>> BEGIN

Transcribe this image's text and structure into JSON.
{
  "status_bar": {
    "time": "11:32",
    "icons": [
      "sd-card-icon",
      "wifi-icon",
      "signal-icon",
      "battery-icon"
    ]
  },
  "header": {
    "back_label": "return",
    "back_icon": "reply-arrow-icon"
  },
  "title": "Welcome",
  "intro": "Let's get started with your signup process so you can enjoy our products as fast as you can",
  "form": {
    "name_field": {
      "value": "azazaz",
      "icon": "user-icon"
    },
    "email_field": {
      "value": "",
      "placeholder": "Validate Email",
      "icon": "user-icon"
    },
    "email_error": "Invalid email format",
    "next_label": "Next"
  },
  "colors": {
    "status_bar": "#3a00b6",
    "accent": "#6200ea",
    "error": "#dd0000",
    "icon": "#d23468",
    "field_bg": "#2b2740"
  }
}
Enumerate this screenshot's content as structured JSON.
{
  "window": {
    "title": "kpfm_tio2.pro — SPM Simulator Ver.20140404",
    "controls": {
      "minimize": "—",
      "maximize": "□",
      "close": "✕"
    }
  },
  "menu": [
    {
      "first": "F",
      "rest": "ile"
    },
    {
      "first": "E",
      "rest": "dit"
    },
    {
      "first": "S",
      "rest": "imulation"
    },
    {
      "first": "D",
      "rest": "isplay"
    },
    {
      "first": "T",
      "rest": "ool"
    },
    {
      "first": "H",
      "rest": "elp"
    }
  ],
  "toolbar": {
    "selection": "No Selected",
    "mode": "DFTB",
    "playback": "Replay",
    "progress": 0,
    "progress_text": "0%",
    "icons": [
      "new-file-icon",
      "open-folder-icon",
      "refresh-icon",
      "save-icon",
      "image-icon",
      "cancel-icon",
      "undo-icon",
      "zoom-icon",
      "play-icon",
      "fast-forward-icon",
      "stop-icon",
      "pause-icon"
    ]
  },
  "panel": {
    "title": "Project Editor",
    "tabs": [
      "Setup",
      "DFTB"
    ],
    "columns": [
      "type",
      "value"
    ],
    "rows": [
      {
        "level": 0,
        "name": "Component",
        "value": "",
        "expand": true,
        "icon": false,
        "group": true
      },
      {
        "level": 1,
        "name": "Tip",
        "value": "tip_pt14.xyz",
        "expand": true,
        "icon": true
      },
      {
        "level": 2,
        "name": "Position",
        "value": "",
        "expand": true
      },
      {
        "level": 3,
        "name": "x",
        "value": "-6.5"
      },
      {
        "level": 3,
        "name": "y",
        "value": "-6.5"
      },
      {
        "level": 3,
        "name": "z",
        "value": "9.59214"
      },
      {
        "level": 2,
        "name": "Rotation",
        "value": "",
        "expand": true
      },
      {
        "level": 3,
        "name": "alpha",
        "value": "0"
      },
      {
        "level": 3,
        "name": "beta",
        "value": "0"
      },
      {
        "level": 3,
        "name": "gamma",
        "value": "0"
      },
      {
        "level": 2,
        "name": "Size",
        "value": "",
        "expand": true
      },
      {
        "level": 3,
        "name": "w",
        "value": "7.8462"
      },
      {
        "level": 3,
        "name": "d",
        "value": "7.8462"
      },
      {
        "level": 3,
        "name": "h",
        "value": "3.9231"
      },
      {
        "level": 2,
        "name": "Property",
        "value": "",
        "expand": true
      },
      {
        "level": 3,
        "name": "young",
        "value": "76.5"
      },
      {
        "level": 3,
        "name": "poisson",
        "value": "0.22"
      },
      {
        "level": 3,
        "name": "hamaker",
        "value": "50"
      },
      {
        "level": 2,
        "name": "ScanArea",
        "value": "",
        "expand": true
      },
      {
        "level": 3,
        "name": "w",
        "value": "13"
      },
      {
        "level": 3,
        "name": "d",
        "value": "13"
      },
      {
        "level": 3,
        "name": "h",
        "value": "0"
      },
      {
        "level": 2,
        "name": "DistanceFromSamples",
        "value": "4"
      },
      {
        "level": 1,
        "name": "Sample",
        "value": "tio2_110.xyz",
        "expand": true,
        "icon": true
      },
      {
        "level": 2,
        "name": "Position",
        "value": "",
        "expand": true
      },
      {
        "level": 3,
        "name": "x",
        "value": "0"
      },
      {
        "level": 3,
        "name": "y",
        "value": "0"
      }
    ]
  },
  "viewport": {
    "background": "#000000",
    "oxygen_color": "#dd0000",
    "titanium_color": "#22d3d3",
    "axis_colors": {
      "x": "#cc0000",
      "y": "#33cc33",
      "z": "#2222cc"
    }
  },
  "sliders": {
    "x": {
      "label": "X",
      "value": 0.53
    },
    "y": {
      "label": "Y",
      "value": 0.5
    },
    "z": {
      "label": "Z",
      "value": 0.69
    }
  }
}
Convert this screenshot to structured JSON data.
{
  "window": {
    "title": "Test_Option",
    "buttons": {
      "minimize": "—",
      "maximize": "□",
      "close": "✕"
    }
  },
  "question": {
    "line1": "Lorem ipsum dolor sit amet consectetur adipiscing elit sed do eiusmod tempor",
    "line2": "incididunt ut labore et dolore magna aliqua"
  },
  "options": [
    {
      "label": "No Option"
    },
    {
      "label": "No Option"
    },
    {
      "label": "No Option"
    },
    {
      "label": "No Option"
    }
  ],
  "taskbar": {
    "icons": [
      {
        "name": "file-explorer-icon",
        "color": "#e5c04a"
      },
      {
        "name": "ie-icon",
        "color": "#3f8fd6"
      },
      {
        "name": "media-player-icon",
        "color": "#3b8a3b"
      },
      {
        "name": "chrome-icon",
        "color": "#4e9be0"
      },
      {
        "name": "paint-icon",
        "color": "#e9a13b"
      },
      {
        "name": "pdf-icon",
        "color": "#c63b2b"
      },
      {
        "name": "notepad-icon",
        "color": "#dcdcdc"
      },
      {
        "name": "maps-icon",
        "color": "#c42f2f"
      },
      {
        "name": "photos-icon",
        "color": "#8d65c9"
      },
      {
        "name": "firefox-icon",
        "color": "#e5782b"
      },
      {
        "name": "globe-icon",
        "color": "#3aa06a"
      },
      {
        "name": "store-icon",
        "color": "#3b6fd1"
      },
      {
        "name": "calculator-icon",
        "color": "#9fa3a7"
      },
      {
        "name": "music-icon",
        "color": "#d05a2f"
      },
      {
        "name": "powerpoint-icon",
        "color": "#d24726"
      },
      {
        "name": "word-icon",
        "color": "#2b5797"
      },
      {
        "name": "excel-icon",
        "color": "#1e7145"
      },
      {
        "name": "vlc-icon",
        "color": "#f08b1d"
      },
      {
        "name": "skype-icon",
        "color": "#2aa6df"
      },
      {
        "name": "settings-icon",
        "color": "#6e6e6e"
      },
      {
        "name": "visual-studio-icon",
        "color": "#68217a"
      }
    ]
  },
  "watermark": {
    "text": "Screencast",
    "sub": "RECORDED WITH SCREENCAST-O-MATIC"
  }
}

>> END

> _TASK DIRECTIONS_: Using the data above, repeat every line exactly.

> _EXERCISE RESULT_:
Transcribe this image's text and structure into JSON.
{
  "status_bar": {
    "time": "11:32",
    "icons": [
      "sd-card-icon",
      "wifi-icon",
      "signal-icon",
      "battery-icon"
    ]
  },
  "header": {
    "back_label": "return",
    "back_icon": "reply-arrow-icon"
  },
  "title": "Welcome",
  "intro": "Let's get started with your signup process so you can enjoy our products as fast as you can",
  "form": {
    "name_field": {
      "value": "azazaz",
      "icon": "user-icon"
    },
    "email_field": {
      "value": "",
      "placeholder": "Validate Email",
      "icon": "user-icon"
    },
    "email_error": "Invalid email format",
    "next_label": "Next"
  },
  "colors": {
    "status_bar": "#3a00b6",
    "accent": "#6200ea",
    "error": "#dd0000",
    "icon": "#d23468",
    "field_bg": "#2b2740"
  }
}
Enumerate this screenshot's content as structured JSON.
{
  "window": {
    "title": "kpfm_tio2.pro — SPM Simulator Ver.20140404",
    "controls": {
      "minimize": "—",
      "maximize": "□",
      "close": "✕"
    }
  },
  "menu": [
    {
      "first": "F",
      "rest": "ile"
    },
    {
      "first": "E",
      "rest": "dit"
    },
    {
      "first": "S",
      "rest": "imulation"
    },
    {
      "first": "D",
      "rest": "isplay"
    },
    {
      "first": "T",
      "rest": "ool"
    },
    {
      "first": "H",
      "rest": "elp"
    }
  ],
  "toolbar": {
    "selection": "No Selected",
    "mode": "DFTB",
    "playback": "Replay",
    "progress": 0,
    "progress_text": "0%",
    "icons": [
      "new-file-icon",
      "open-folder-icon",
      "refresh-icon",
      "save-icon",
      "image-icon",
      "cancel-icon",
      "undo-icon",
      "zoom-icon",
      "play-icon",
      "fast-forward-icon",
      "stop-icon",
      "pause-icon"
    ]
  },
  "panel": {
    "title": "Project Editor",
    "tabs": [
      "Setup",
      "DFTB"
    ],
    "columns": [
      "type",
      "value"
    ],
    "rows": [
      {
        "level": 0,
        "name": "Component",
        "value": "",
        "expand": true,
        "icon": false,
        "group": true
      },
      {
        "level": 1,
        "name": "Tip",
        "value": "tip_pt14.xyz",
        "expand": true,
        "icon": true
      },
      {
        "level": 2,
        "name": "Position",
        "value": "",
        "expand": true
      },
      {
        "level": 3,
        "name": "x",
        "value": "-6.5"
      },
      {
        "level": 3,
        "name": "y",
        "value": "-6.5"
      },
      {
        "level": 3,
        "name": "z",
        "value": "9.59214"
      },
      {
        "level": 2,
        "name": "Rotation",
        "value": "",
        "expand": true
      },
      {
        "level": 3,
        "name": "alpha",
        "value": "0"
      },
      {
        "level": 3,
        "name": "beta",
        "value": "0"
      },
      {
        "level": 3,
        "name": "gamma",
        "value": "0"
      },
      {
        "level": 2,
        "name": "Size",
        "value": "",
        "expand": true
      },
      {
        "level": 3,
        "name": "w",
        "value": "7.8462"
      },
      {
        "level": 3,
        "name": "d",
        "value": "7.8462"
      },
      {
        "level": 3,
        "name": "h",
        "value": "3.9231"
      },
      {
        "level": 2,
        "name": "Property",
        "value": "",
        "expand": true
      },
      {
        "level": 3,
        "name": "young",
        "value": "76.5"
      },
      {
        "level": 3,
        "name": "poisson",
        "value": "0.22"
      },
      {
        "level": 3,
        "name": "hamaker",
        "value": "50"
      },
      {
        "level": 2,
        "name": "ScanArea",
        "value": "",
        "expand": true
      },
      {
        "level": 3,
        "name": "w",
        "value": "13"
      },
      {
        "level": 3,
        "name": "d",
        "value": "13"
      },
      {
        "level": 3,
        "name": "h",
        "value": "0"
      },
      {
        "level": 2,
        "name": "DistanceFromSamples",
        "value": "4"
      },
      {
        "level": 1,
        "name": "Sample",
        "value": "tio2_110.xyz",
        "expand": true,
        "icon": true
      },
      {
        "level": 2,
        "name": "Position",
        "value": "",
        "expand": true
      },
      {
        "level": 3,
        "name": "x",
        "value": "0"
      },
      {
        "level": 3,
        "name": "y",
        "value": "0"
      }
    ]
  },
  "viewport": {
    "background": "#000000",
    "oxygen_color": "#dd0000",
    "titanium_color": "#22d3d3",
    "axis_colors": {
      "x": "#cc0000",
      "y": "#33cc33",
      "z": "#2222cc"
    }
  },
  "sliders": {
    "x": {
      "label": "X",
      "value": 0.53
    },
    "y": {
      "label": "Y",
      "value": 0.5
    },
    "z": {
      "label": "Z",
      "value": 0.69
    }
  }
}
Convert this screenshot to structured JSON data.
{
  "window": {
    "title": "Test_Option",
    "buttons": {
      "minimize": "—",
      "maximize": "□",
      "close": "✕"
    }
  },
  "question": {
    "line1": "Lorem ipsum dolor sit amet consectetur adipiscing elit sed do eiusmod tempor",
    "line2": "incididunt ut labore et dolore magna aliqua"
  },
  "options": [
    {
      "label": "No Option"
    },
    {
      "label": "No Option"
    },
    {
      "label": "No Option"
    },
    {
      "label": "No Option"
    }
  ],
  "taskbar": {
    "icons": [
      {
        "name": "file-explorer-icon",
        "color": "#e5c04a"
      },
      {
        "name": "ie-icon",
        "color": "#3f8fd6"
      },
      {
        "name": "media-player-icon",
        "color": "#3b8a3b"
      },
      {
        "name": "chrome-icon",
        "color": "#4e9be0"
      },
      {
        "name": "paint-icon",
        "color": "#e9a13b"
      },
      {
        "name": "pdf-icon",
        "color": "#c63b2b"
      },
      {
        "name": "notepad-icon",
        "color": "#dcdcdc"
      },
      {
        "name": "maps-icon",
        "color": "#c42f2f"
      },
      {
        "name": "photos-icon",
        "color": "#8d65c9"
      },
      {
        "name": "firefox-icon",
        "color": "#e5782b"
      },
      {
        "name": "globe-icon",
        "color": "#3aa06a"
      },
      {
        "name": "store-icon",
        "color": "#3b6fd1"
      },
      {
        "name": "calculator-icon",
        "color": "#9fa3a7"
      },
      {
        "name": "music-icon",
        "color": "#d05a2f"
      },
      {
        "name": "powerpoint-icon",
        "color": "#d24726"
      },
      {
        "name": "word-icon",
        "color": "#2b5797"
      },
      {
        "name": "excel-icon",
        "color": "#1e7145"
      },
      {
        "name": "vlc-icon",
        "color": "#f08b1d"
      },
      {
        "name": "skype-icon",
        "color": "#2aa6df"
      },
      {
        "name": "settings-icon",
        "color": "#6e6e6e"
      },
      {
        "name": "visual-studio-icon",
        "color": "#68217a"
      }
    ]
  },
  "watermark": {
    "text": "Screencast",
    "sub": "RECORDED WITH SCREENCAST-O-MATIC"
  }
}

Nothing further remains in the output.